(Stored data entries)
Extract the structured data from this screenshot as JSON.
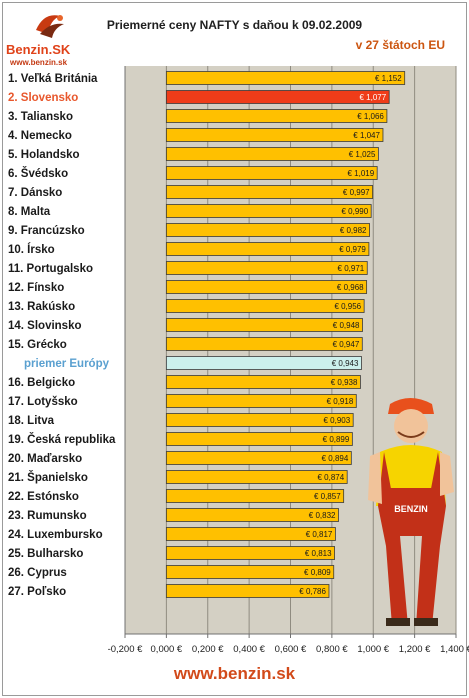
{
  "logo": {
    "brand_a": "Benzin",
    "brand_b": ".SK",
    "url": "www.benzin.sk"
  },
  "footer": {
    "url": "www.benzin.sk"
  },
  "colors": {
    "bar": "#ffc000",
    "highlight": "#ef3c19",
    "average": "#ccf0ec",
    "plot_bg": "#d4d0c4",
    "label_highlight": "#e8572c",
    "label_average": "#5aa0d0"
  },
  "chart_data": {
    "type": "bar",
    "orientation": "horizontal",
    "title": "Priemerné ceny NAFTY s daňou k 09.02.2009",
    "subtitle": "v 27 štátoch EU",
    "categories": [
      "1. Veľká Británia",
      "2. Slovensko",
      "3. Taliansko",
      "4. Nemecko",
      "5. Holandsko",
      "6. Švédsko",
      "7. Dánsko",
      "8. Malta",
      "9. Francúzsko",
      "10. Írsko",
      "11. Portugalsko",
      "12. Fínsko",
      "13. Rakúsko",
      "14. Slovinsko",
      "15. Grécko",
      "priemer Európy",
      "16. Belgicko",
      "17. Lotyšsko",
      "18. Litva",
      "19. Česká republika",
      "20. Maďarsko",
      "21. Španielsko",
      "22. Estónsko",
      "23. Rumunsko",
      "24. Luxembursko",
      "25. Bulharsko",
      "26. Cyprus",
      "27. Poľsko"
    ],
    "values": [
      1.152,
      1.077,
      1.066,
      1.047,
      1.025,
      1.019,
      0.997,
      0.99,
      0.982,
      0.979,
      0.971,
      0.968,
      0.956,
      0.948,
      0.947,
      0.943,
      0.938,
      0.918,
      0.903,
      0.899,
      0.894,
      0.874,
      0.857,
      0.832,
      0.817,
      0.813,
      0.809,
      0.786
    ],
    "value_labels": [
      "€ 1,152",
      "€ 1,077",
      "€ 1,066",
      "€ 1,047",
      "€ 1,025",
      "€ 1,019",
      "€ 0,997",
      "€ 0,990",
      "€ 0,982",
      "€ 0,979",
      "€ 0,971",
      "€ 0,968",
      "€ 0,956",
      "€ 0,948",
      "€ 0,947",
      "€ 0,943",
      "€ 0,938",
      "€ 0,918",
      "€ 0,903",
      "€ 0,899",
      "€ 0,894",
      "€ 0,874",
      "€ 0,857",
      "€ 0,832",
      "€ 0,817",
      "€ 0,813",
      "€ 0,809",
      "€ 0,786"
    ],
    "highlight_index": 1,
    "average_index": 15,
    "xlim": [
      -0.2,
      1.4
    ],
    "x_ticks": [
      -0.2,
      0.0,
      0.2,
      0.4,
      0.6,
      0.8,
      1.0,
      1.2,
      1.4
    ],
    "x_tick_labels": [
      "-0,200 €",
      "0,000 €",
      "0,200 €",
      "0,400 €",
      "0,600 €",
      "0,800 €",
      "1,000 €",
      "1,200 €",
      "1,400 €"
    ],
    "grid": true
  }
}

◆ Problem description: Your task is an exact transcription of all the data, minus the pictures.

◆ Exercise result:
Extract the structured data from this screenshot as JSON.
{
  "logo": {
    "brand_a": "Benzin",
    "brand_b": ".SK",
    "url": "www.benzin.sk"
  },
  "footer": {
    "url": "www.benzin.sk"
  },
  "colors": {
    "bar": "#ffc000",
    "highlight": "#ef3c19",
    "average": "#ccf0ec",
    "plot_bg": "#d4d0c4",
    "label_highlight": "#e8572c",
    "label_average": "#5aa0d0"
  },
  "chart_data": {
    "type": "bar",
    "orientation": "horizontal",
    "title": "Priemerné ceny NAFTY s daňou k 09.02.2009",
    "subtitle": "v 27 štátoch EU",
    "categories": [
      "1. Veľká Británia",
      "2. Slovensko",
      "3. Taliansko",
      "4. Nemecko",
      "5. Holandsko",
      "6. Švédsko",
      "7. Dánsko",
      "8. Malta",
      "9. Francúzsko",
      "10. Írsko",
      "11. Portugalsko",
      "12. Fínsko",
      "13. Rakúsko",
      "14. Slovinsko",
      "15. Grécko",
      "priemer Európy",
      "16. Belgicko",
      "17. Lotyšsko",
      "18. Litva",
      "19. Česká republika",
      "20. Maďarsko",
      "21. Španielsko",
      "22. Estónsko",
      "23. Rumunsko",
      "24. Luxembursko",
      "25. Bulharsko",
      "26. Cyprus",
      "27. Poľsko"
    ],
    "values": [
      1.152,
      1.077,
      1.066,
      1.047,
      1.025,
      1.019,
      0.997,
      0.99,
      0.982,
      0.979,
      0.971,
      0.968,
      0.956,
      0.948,
      0.947,
      0.943,
      0.938,
      0.918,
      0.903,
      0.899,
      0.894,
      0.874,
      0.857,
      0.832,
      0.817,
      0.813,
      0.809,
      0.786
    ],
    "value_labels": [
      "€ 1,152",
      "€ 1,077",
      "€ 1,066",
      "€ 1,047",
      "€ 1,025",
      "€ 1,019",
      "€ 0,997",
      "€ 0,990",
      "€ 0,982",
      "€ 0,979",
      "€ 0,971",
      "€ 0,968",
      "€ 0,956",
      "€ 0,948",
      "€ 0,947",
      "€ 0,943",
      "€ 0,938",
      "€ 0,918",
      "€ 0,903",
      "€ 0,899",
      "€ 0,894",
      "€ 0,874",
      "€ 0,857",
      "€ 0,832",
      "€ 0,817",
      "€ 0,813",
      "€ 0,809",
      "€ 0,786"
    ],
    "highlight_index": 1,
    "average_index": 15,
    "xlim": [
      -0.2,
      1.4
    ],
    "x_ticks": [
      -0.2,
      0.0,
      0.2,
      0.4,
      0.6,
      0.8,
      1.0,
      1.2,
      1.4
    ],
    "x_tick_labels": [
      "-0,200 €",
      "0,000 €",
      "0,200 €",
      "0,400 €",
      "0,600 €",
      "0,800 €",
      "1,000 €",
      "1,200 €",
      "1,400 €"
    ],
    "grid": true
  }
}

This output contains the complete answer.